» **Short problem**
How many of the lines below include "from"? Give the number and no other words.
··· Records for processing ···
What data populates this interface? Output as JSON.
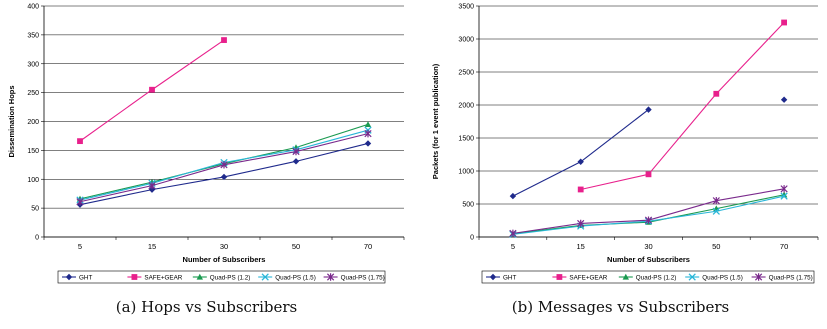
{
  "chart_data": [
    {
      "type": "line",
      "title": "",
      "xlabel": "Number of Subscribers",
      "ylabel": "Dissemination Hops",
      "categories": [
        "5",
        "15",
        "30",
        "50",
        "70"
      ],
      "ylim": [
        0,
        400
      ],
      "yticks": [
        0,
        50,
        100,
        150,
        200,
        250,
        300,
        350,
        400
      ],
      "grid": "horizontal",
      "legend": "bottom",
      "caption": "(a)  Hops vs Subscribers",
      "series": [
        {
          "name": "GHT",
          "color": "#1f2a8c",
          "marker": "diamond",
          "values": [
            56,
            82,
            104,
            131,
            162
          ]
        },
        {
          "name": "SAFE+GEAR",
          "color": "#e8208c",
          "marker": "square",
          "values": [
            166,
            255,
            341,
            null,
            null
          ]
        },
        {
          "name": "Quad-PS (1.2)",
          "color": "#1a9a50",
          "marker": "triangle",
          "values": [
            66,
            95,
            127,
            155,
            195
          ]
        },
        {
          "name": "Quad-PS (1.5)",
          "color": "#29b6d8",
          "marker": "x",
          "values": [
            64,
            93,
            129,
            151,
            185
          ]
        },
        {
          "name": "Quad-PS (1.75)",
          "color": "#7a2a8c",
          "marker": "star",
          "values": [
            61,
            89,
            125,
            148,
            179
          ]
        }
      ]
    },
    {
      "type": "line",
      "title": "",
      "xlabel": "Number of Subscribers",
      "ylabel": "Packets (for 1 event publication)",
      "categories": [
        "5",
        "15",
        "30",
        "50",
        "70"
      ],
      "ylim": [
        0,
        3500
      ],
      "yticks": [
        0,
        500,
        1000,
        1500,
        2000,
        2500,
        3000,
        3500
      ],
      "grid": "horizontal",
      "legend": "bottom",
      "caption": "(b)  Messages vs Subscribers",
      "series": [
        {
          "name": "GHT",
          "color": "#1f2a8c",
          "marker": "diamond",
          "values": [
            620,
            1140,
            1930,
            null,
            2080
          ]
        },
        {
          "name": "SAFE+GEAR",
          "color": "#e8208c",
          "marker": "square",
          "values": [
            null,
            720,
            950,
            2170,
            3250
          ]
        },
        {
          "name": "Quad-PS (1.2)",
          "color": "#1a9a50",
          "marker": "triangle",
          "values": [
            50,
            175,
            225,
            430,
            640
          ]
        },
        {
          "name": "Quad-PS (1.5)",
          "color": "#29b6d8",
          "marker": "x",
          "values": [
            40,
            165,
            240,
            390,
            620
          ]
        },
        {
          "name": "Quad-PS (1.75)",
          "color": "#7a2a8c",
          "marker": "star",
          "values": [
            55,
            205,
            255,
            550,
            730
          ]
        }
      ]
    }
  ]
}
···
··· Records for processing ···
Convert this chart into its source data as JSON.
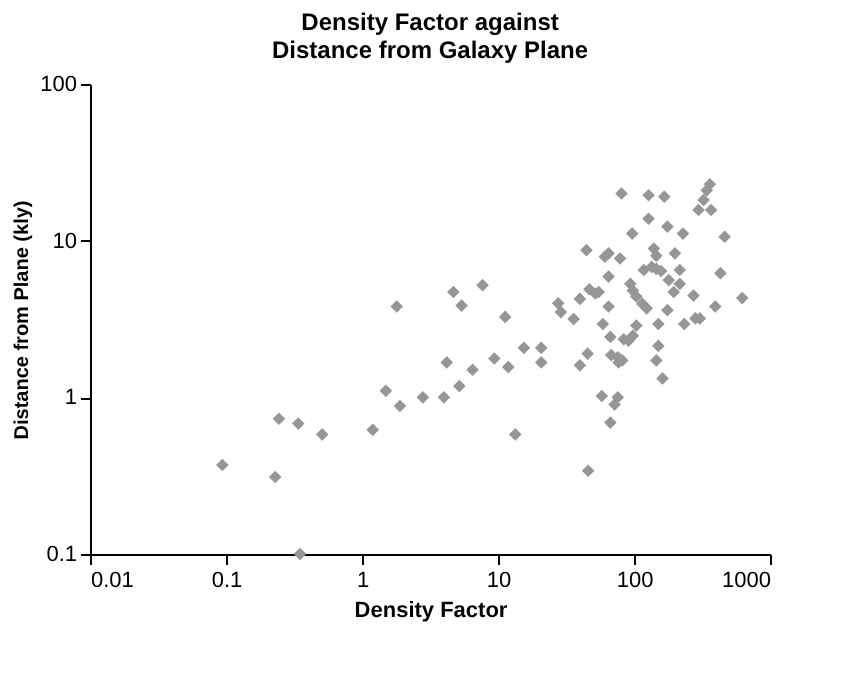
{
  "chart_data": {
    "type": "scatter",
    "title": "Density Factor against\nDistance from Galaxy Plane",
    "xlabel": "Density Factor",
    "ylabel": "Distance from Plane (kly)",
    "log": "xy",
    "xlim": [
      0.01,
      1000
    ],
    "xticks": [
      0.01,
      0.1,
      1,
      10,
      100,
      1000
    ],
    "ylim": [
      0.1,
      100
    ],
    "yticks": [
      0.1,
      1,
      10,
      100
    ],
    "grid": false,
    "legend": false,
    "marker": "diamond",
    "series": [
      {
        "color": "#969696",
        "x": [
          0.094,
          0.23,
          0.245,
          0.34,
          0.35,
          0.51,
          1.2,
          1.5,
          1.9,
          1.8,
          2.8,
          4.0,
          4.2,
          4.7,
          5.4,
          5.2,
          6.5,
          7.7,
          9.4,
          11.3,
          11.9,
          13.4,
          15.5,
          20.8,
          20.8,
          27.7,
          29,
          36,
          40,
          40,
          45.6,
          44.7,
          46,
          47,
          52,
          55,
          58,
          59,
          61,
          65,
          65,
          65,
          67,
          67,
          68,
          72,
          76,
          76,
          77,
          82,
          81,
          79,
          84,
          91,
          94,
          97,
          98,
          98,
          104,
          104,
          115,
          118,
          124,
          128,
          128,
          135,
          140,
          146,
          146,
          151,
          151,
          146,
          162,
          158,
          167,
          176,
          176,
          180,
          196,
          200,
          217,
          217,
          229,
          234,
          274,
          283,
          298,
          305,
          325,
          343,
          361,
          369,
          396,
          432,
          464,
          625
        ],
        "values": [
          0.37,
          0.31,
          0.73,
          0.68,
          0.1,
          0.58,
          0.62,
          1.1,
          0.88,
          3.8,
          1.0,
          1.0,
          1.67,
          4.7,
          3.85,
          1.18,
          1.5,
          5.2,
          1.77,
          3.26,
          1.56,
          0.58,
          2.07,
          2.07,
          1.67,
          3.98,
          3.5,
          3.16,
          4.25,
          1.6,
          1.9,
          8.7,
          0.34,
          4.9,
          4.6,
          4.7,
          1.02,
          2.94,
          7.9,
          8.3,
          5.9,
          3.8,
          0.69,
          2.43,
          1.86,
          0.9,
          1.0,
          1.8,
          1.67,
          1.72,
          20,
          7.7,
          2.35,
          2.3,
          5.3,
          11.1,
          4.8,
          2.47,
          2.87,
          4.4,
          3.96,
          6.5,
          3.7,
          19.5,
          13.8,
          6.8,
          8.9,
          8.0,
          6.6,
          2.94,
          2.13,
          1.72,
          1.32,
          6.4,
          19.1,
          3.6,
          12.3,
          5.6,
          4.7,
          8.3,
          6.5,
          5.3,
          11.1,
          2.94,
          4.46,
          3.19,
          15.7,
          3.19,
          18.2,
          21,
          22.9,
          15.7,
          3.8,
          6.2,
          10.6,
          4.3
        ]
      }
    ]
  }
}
···
» **Right answer**
2